__Task goal__: Find each line with the word "kind" and say how many there are, nothing else.

>> start Raw records

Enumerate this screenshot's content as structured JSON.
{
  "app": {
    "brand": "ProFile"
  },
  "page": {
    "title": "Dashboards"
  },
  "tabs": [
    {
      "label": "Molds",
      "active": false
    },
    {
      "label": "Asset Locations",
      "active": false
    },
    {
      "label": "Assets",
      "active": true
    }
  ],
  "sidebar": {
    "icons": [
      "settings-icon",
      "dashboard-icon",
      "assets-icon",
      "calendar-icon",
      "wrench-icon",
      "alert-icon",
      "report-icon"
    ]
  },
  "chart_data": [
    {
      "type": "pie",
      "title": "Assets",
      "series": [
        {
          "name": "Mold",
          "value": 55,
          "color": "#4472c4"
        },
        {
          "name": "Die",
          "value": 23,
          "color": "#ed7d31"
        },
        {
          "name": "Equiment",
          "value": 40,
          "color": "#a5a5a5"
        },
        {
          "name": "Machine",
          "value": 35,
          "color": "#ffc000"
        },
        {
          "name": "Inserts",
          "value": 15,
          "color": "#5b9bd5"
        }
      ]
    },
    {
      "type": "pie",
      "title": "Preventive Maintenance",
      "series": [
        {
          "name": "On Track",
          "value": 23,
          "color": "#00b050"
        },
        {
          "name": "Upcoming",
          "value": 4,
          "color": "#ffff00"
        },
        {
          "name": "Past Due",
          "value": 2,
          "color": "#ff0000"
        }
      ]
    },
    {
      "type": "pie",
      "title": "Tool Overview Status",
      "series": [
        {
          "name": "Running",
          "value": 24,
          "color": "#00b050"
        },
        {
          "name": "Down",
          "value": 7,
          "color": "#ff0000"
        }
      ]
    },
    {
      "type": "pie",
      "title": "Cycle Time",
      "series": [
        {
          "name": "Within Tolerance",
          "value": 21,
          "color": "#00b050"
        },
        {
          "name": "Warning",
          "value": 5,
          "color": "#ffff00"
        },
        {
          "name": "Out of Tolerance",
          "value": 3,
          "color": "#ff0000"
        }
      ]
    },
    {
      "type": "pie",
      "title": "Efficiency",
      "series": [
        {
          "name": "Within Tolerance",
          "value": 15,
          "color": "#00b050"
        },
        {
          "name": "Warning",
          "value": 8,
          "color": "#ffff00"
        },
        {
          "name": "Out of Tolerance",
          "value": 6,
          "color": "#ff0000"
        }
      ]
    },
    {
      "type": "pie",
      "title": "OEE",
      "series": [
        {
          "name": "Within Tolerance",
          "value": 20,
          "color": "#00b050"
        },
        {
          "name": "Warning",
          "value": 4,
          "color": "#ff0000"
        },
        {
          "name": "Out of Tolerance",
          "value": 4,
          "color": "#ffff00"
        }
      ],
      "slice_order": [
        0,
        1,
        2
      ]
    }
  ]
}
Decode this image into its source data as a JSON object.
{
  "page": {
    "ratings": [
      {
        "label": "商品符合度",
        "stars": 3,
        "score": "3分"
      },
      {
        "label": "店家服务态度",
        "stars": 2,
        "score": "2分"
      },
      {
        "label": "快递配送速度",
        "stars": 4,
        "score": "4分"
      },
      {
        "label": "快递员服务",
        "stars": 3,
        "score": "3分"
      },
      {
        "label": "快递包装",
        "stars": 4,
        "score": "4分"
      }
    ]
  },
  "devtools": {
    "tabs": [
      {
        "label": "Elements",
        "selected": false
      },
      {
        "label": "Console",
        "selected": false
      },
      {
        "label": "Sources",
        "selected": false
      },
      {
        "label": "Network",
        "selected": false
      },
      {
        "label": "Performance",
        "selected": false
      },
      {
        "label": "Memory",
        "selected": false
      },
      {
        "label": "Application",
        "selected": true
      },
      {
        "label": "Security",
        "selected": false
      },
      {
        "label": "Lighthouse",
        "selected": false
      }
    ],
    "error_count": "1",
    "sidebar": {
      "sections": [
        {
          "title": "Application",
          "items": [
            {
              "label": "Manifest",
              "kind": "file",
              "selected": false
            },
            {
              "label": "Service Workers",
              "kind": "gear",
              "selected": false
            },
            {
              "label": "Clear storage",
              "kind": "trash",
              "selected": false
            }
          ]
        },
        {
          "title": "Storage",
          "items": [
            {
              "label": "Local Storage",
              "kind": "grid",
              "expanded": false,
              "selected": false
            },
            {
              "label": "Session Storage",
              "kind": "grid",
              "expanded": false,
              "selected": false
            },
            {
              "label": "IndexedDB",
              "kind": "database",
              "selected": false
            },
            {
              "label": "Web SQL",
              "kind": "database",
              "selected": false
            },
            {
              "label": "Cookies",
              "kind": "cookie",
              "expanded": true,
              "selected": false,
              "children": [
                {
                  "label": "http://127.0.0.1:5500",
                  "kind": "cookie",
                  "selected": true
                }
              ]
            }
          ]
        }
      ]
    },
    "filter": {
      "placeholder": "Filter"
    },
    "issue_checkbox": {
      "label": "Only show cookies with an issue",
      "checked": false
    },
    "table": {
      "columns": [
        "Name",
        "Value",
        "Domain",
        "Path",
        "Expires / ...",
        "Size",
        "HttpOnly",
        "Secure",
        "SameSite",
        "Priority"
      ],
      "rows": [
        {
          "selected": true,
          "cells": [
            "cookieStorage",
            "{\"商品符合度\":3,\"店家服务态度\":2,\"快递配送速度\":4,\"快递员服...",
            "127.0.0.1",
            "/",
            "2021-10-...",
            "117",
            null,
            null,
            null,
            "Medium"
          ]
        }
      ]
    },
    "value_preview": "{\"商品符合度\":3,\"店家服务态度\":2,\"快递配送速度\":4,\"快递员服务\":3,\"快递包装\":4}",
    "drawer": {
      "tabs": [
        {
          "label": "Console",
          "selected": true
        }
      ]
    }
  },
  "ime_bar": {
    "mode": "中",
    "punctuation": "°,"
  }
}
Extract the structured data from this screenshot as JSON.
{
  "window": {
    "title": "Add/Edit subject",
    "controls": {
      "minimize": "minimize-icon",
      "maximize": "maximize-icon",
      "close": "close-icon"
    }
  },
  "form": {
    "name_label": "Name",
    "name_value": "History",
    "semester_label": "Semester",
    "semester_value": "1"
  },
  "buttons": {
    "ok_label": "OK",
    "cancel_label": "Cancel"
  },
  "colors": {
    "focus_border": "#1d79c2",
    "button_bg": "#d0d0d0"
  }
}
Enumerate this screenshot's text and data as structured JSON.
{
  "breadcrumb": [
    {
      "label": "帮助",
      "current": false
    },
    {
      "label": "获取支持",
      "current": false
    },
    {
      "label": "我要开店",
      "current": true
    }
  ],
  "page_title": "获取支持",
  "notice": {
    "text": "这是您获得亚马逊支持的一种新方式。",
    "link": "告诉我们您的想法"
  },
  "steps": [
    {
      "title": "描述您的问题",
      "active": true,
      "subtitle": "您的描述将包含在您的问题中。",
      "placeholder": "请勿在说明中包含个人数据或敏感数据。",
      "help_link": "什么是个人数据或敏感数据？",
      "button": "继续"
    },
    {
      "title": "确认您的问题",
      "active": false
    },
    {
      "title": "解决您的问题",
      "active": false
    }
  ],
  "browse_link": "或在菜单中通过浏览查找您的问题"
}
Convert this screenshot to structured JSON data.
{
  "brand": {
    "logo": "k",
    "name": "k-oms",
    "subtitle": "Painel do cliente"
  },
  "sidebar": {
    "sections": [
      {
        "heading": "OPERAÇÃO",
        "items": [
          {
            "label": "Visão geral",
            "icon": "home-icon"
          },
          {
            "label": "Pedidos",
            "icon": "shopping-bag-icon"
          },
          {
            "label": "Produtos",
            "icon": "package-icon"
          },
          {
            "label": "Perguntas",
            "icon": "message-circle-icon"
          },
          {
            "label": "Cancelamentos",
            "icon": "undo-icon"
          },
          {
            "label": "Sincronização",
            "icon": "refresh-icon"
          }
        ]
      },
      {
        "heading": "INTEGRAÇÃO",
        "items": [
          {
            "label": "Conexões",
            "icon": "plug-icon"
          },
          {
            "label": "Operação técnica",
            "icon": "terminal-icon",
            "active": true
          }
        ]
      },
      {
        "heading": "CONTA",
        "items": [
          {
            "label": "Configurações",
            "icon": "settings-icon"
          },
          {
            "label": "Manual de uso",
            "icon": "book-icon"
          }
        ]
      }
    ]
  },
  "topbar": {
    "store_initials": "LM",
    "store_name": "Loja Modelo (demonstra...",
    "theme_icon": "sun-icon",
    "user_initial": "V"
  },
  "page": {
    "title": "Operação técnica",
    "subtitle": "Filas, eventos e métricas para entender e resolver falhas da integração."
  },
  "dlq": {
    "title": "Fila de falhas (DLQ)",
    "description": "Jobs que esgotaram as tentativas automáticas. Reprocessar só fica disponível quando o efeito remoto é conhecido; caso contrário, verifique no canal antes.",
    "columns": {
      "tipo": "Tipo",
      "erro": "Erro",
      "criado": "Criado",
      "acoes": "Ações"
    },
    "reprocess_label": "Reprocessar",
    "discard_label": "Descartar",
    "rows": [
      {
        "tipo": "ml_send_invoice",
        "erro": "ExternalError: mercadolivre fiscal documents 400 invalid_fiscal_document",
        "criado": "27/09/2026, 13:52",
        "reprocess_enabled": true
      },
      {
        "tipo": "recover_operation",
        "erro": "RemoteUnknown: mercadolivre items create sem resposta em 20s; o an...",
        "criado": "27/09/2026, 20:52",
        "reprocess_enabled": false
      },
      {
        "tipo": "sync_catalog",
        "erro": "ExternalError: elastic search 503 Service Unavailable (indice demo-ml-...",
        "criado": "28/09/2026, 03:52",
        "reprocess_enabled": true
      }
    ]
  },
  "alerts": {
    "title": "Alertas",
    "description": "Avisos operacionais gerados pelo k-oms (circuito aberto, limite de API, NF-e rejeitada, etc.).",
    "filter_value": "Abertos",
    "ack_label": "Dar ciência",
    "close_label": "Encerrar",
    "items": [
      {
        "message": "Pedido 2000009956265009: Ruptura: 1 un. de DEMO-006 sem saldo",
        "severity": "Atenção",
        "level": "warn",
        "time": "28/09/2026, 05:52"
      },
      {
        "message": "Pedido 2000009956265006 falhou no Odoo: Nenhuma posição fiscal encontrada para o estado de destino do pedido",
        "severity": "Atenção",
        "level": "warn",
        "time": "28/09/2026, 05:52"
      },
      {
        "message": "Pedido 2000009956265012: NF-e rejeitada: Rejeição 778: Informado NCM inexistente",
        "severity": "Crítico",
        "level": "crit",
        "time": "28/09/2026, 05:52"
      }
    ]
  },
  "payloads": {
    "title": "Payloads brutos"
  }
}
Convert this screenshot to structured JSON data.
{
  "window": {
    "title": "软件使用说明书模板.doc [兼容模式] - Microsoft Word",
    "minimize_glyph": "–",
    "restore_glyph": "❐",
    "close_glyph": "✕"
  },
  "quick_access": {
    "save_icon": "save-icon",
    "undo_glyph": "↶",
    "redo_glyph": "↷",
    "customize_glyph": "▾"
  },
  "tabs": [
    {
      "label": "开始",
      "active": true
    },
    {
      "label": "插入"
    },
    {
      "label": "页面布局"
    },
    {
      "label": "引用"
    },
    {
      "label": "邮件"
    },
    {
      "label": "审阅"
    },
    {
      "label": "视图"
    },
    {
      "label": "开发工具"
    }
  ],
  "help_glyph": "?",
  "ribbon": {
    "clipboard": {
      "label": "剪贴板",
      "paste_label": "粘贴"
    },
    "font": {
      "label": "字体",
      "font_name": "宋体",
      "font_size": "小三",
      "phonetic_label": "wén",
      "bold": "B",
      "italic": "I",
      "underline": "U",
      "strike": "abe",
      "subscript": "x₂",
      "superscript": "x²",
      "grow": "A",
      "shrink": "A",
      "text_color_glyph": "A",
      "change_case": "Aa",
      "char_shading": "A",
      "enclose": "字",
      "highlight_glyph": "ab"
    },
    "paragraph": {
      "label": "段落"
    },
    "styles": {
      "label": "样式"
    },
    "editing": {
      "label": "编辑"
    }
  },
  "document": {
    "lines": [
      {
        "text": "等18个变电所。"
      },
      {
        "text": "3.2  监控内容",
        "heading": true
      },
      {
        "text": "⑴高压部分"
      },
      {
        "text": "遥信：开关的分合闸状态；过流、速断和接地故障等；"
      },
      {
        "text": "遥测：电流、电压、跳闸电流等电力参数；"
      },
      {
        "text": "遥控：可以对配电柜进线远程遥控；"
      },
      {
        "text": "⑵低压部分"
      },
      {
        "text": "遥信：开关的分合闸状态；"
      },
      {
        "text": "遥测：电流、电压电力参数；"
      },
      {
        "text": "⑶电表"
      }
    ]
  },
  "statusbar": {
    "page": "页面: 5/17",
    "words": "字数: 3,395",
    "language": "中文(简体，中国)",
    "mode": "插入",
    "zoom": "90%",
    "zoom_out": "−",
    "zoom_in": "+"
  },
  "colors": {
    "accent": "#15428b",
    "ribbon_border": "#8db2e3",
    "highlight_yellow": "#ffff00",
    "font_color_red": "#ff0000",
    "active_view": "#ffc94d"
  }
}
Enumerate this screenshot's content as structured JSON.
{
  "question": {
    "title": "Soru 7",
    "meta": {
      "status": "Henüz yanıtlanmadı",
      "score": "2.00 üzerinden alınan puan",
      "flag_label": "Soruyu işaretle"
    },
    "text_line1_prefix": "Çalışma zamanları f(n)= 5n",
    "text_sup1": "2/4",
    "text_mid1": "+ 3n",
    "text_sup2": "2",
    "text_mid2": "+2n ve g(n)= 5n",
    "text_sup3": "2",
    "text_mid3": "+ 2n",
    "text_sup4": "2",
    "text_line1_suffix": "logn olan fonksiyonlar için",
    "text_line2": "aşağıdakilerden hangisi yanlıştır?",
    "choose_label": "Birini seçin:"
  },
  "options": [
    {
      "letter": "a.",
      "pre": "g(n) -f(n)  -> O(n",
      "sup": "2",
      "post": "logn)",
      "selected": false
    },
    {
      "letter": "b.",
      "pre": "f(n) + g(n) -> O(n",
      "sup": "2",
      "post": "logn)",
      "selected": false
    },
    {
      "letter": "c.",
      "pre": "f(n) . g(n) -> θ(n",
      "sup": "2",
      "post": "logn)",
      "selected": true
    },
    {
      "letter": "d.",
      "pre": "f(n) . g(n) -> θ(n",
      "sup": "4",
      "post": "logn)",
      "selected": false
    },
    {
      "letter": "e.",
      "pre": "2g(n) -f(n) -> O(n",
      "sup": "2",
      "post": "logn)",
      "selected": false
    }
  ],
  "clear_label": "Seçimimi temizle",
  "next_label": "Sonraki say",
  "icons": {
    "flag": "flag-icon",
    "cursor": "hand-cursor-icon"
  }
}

>> end Raw records

__Complete output__: 9